_Problem requirements_: The data below should be restated word for word, with every picture omitted.

+++

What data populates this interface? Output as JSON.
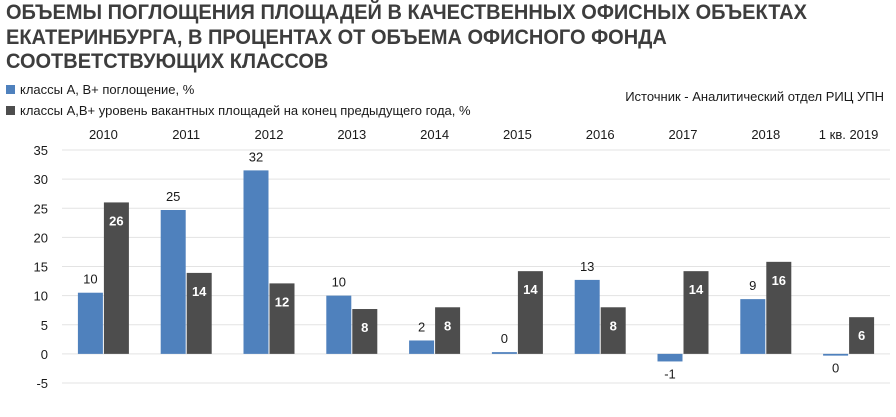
{
  "title": "ОБЪЕМЫ ПОГЛОЩЕНИЯ ПЛОЩАДЕЙ В  КАЧЕСТВЕННЫХ ОФИСНЫХ ОБЪЕКТАХ ЕКАТЕРИНБУРГА, В ПРОЦЕНТАХ ОТ ОБЪЕМА ОФИСНОГО ФОНДА СООТВЕТСТВУЮЩИХ КЛАССОВ",
  "source": "Источник - Аналитический отдел РИЦ УПН",
  "colors": {
    "series1": "#4f81bd",
    "series2": "#4d4d4d",
    "grid": "#e3e3e3"
  },
  "chart_data": {
    "type": "bar",
    "title": "ОБЪЕМЫ ПОГЛОЩЕНИЯ ПЛОЩАДЕЙ В  КАЧЕСТВЕННЫХ ОФИСНЫХ ОБЪЕКТАХ ЕКАТЕРИНБУРГА, В ПРОЦЕНТАХ ОТ ОБЪЕМА ОФИСНОГО ФОНДА СООТВЕТСТВУЮЩИХ КЛАССОВ",
    "categories": [
      "2010",
      "2011",
      "2012",
      "2013",
      "2014",
      "2015",
      "2016",
      "2017",
      "2018",
      "1 кв. 2019"
    ],
    "series": [
      {
        "name": "классы А, В+ поглощение, %",
        "values": [
          10.5,
          24.7,
          31.5,
          10,
          2.3,
          0.3,
          12.7,
          -1.3,
          9.4,
          -0.3
        ],
        "labels": [
          "10",
          "25",
          "32",
          "10",
          "2",
          "0",
          "13",
          "-1",
          "9",
          "0"
        ]
      },
      {
        "name": "классы А,В+ уровень вакантных площадей на конец предыдущего года, %",
        "values": [
          26,
          13.9,
          12.1,
          7.7,
          8,
          14.2,
          8,
          14.2,
          15.8,
          6.3
        ],
        "labels": [
          "26",
          "14",
          "12",
          "8",
          "8",
          "14",
          "8",
          "14",
          "16",
          "6"
        ]
      }
    ],
    "yticks": [
      "35",
      "30",
      "25",
      "20",
      "15",
      "10",
      "5",
      "0",
      "-5"
    ],
    "ylim": [
      -5,
      35
    ],
    "grid": true,
    "legend": "top-left",
    "category_axis": "top"
  }
}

+++

_Output of the exercise_:
What data populates this interface? Output as JSON.
{
  "title": "ОБЪЕМЫ ПОГЛОЩЕНИЯ ПЛОЩАДЕЙ В  КАЧЕСТВЕННЫХ ОФИСНЫХ ОБЪЕКТАХ ЕКАТЕРИНБУРГА, В ПРОЦЕНТАХ ОТ ОБЪЕМА ОФИСНОГО ФОНДА СООТВЕТСТВУЮЩИХ КЛАССОВ",
  "source": "Источник - Аналитический отдел РИЦ УПН",
  "colors": {
    "series1": "#4f81bd",
    "series2": "#4d4d4d",
    "grid": "#e3e3e3"
  },
  "chart_data": {
    "type": "bar",
    "title": "ОБЪЕМЫ ПОГЛОЩЕНИЯ ПЛОЩАДЕЙ В  КАЧЕСТВЕННЫХ ОФИСНЫХ ОБЪЕКТАХ ЕКАТЕРИНБУРГА, В ПРОЦЕНТАХ ОТ ОБЪЕМА ОФИСНОГО ФОНДА СООТВЕТСТВУЮЩИХ КЛАССОВ",
    "categories": [
      "2010",
      "2011",
      "2012",
      "2013",
      "2014",
      "2015",
      "2016",
      "2017",
      "2018",
      "1 кв. 2019"
    ],
    "series": [
      {
        "name": "классы А, В+ поглощение, %",
        "values": [
          10.5,
          24.7,
          31.5,
          10,
          2.3,
          0.3,
          12.7,
          -1.3,
          9.4,
          -0.3
        ],
        "labels": [
          "10",
          "25",
          "32",
          "10",
          "2",
          "0",
          "13",
          "-1",
          "9",
          "0"
        ]
      },
      {
        "name": "классы А,В+ уровень вакантных площадей на конец предыдущего года, %",
        "values": [
          26,
          13.9,
          12.1,
          7.7,
          8,
          14.2,
          8,
          14.2,
          15.8,
          6.3
        ],
        "labels": [
          "26",
          "14",
          "12",
          "8",
          "8",
          "14",
          "8",
          "14",
          "16",
          "6"
        ]
      }
    ],
    "yticks": [
      "35",
      "30",
      "25",
      "20",
      "15",
      "10",
      "5",
      "0",
      "-5"
    ],
    "ylim": [
      -5,
      35
    ],
    "grid": true,
    "legend": "top-left",
    "category_axis": "top"
  }
}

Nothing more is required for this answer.